Request: Write out each entry, exactly the way it appears.

Records shown:

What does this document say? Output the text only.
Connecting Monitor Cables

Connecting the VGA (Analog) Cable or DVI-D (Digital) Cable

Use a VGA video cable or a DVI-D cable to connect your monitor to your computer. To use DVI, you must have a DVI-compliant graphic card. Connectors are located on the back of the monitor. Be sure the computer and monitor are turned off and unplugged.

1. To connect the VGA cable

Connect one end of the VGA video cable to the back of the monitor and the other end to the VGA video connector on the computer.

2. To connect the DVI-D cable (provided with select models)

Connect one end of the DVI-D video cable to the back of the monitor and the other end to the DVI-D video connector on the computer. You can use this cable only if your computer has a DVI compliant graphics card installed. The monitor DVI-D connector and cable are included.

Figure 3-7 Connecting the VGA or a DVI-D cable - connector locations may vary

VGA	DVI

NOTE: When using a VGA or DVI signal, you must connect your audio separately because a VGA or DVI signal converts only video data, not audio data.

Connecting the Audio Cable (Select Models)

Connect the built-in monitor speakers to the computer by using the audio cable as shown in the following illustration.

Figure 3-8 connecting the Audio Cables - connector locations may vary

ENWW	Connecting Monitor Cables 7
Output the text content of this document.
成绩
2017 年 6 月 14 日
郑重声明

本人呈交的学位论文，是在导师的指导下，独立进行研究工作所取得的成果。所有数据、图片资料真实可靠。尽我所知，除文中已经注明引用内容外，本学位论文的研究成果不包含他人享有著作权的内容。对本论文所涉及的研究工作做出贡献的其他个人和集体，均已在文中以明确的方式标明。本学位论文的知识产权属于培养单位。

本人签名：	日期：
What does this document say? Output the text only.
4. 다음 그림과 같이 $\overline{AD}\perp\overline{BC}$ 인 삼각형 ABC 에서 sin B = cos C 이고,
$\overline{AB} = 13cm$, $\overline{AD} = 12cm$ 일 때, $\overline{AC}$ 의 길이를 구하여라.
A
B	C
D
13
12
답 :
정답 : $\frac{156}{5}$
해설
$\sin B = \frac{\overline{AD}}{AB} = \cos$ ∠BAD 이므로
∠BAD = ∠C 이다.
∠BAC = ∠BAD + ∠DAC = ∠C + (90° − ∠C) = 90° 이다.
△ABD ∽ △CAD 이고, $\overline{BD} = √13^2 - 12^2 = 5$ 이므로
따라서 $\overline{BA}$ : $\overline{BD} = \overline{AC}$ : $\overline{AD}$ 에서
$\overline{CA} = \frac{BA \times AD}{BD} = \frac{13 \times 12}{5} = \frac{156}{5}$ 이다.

Output for this task:
What does this document say? Output the text only.
Connecting Monitor Cables

Connecting the VGA (Analog) Cable or DVI-D (Digital) Cable

Use a VGA video cable or a DVI-D cable to connect your monitor to your computer. To use DVI, you must have a DVI-compliant graphic card. Connectors are located on the back of the monitor. Be sure the computer and monitor are turned off and unplugged.

1. To connect the VGA cable

Connect one end of the VGA video cable to the back of the monitor and the other end to the VGA video connector on the computer.

2. To connect the DVI-D cable (provided with select models)

Connect one end of the DVI-D video cable to the back of the monitor and the other end to the DVI-D video connector on the computer. You can use this cable only if your computer has a DVI compliant graphics card installed. The monitor DVI-D connector and cable are included.

Figure 3-7 Connecting the VGA or a DVI-D cable - connector locations may vary

VGA	DVI

NOTE: When using a VGA or DVI signal, you must connect your audio separately because a VGA or DVI signal converts only video data, not audio data.

Connecting the Audio Cable (Select Models)

Connect the built-in monitor speakers to the computer by using the audio cable as shown in the following illustration.

Figure 3-8 connecting the Audio Cables - connector locations may vary

ENWW	Connecting Monitor Cables 7
Output the text content of this document.
成绩
2017 年 6 月 14 日
郑重声明

本人呈交的学位论文，是在导师的指导下，独立进行研究工作所取得的成果。所有数据、图片资料真实可靠。尽我所知，除文中已经注明引用内容外，本学位论文的研究成果不包含他人享有著作权的内容。对本论文所涉及的研究工作做出贡献的其他个人和集体，均已在文中以明确的方式标明。本学位论文的知识产权属于培养单位。

本人签名：	日期：
What does this document say? Output the text only.
4. 다음 그림과 같이 $\overline{AD}\perp\overline{BC}$ 인 삼각형 ABC 에서 sin B = cos C 이고,
$\overline{AB} = 13cm$, $\overline{AD} = 12cm$ 일 때, $\overline{AC}$ 의 길이를 구하여라.
A
B	C
D
13
12
답 :
정답 : $\frac{156}{5}$
해설
$\sin B = \frac{\overline{AD}}{AB} = \cos$ ∠BAD 이므로
∠BAD = ∠C 이다.
∠BAC = ∠BAD + ∠DAC = ∠C + (90° − ∠C) = 90° 이다.
△ABD ∽ △CAD 이고, $\overline{BD} = √13^2 - 12^2 = 5$ 이므로
따라서 $\overline{BA}$ : $\overline{BD} = \overline{AC}$ : $\overline{AD}$ 에서
$\overline{CA} = \frac{BA \times AD}{BD} = \frac{13 \times 12}{5} = \frac{156}{5}$ 이다.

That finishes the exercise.